━━━━━ PROVIDED RECORDS ━━━━━

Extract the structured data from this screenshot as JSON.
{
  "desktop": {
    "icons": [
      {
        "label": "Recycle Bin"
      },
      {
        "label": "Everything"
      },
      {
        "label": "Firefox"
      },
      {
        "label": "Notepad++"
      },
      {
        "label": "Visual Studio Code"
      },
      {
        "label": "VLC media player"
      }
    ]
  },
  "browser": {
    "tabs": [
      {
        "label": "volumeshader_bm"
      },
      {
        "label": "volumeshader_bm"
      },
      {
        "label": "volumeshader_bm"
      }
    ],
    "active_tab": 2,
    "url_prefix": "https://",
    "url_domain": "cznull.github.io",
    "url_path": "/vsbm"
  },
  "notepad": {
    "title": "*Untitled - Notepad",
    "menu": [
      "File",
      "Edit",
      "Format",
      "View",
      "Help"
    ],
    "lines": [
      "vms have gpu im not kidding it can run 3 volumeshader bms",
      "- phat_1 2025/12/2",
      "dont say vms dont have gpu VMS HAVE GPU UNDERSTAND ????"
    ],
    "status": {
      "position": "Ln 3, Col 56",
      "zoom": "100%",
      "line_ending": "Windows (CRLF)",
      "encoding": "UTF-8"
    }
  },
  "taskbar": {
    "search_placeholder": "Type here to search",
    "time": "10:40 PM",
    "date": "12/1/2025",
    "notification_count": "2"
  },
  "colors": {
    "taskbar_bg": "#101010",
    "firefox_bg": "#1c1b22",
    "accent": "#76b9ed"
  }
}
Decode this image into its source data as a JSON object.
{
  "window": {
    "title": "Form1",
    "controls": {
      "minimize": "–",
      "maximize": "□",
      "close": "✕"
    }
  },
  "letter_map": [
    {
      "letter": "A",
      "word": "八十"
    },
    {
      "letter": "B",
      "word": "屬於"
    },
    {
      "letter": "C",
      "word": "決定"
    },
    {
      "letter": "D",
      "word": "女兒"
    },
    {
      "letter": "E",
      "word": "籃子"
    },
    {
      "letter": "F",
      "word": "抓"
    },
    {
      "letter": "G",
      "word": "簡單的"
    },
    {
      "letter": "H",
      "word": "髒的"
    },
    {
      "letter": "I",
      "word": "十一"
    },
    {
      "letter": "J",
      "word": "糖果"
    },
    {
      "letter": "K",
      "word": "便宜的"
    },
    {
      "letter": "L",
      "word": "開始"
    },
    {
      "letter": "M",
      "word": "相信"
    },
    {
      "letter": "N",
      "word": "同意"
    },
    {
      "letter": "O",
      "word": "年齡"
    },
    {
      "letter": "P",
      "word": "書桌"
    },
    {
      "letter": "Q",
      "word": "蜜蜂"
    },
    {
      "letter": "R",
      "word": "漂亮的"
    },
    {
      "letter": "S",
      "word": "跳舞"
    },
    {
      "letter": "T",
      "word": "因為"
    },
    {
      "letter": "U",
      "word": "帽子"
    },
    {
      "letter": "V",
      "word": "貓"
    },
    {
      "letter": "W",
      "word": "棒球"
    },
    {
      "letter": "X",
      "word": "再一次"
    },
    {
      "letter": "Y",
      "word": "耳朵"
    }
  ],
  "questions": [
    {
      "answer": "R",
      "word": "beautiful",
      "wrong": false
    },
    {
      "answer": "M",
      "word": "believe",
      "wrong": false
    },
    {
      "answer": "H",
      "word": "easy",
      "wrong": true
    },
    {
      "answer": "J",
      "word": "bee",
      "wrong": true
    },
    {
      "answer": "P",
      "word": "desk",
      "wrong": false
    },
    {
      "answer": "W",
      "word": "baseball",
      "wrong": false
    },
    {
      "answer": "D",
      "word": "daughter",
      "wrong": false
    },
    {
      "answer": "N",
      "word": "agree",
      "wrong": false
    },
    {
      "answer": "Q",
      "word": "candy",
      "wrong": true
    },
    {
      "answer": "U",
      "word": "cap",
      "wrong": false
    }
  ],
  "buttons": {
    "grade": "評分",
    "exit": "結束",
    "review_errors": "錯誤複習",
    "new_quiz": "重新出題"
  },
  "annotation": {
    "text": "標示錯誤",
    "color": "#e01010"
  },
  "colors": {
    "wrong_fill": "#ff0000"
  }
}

━━━━━

-- TASK STATEMENT --
Scan the records above for the string "title", then select every line that holds it.

-- EXPECTED ANSWER --
    "title": "*Untitled - Notepad",
    "title": "Form1",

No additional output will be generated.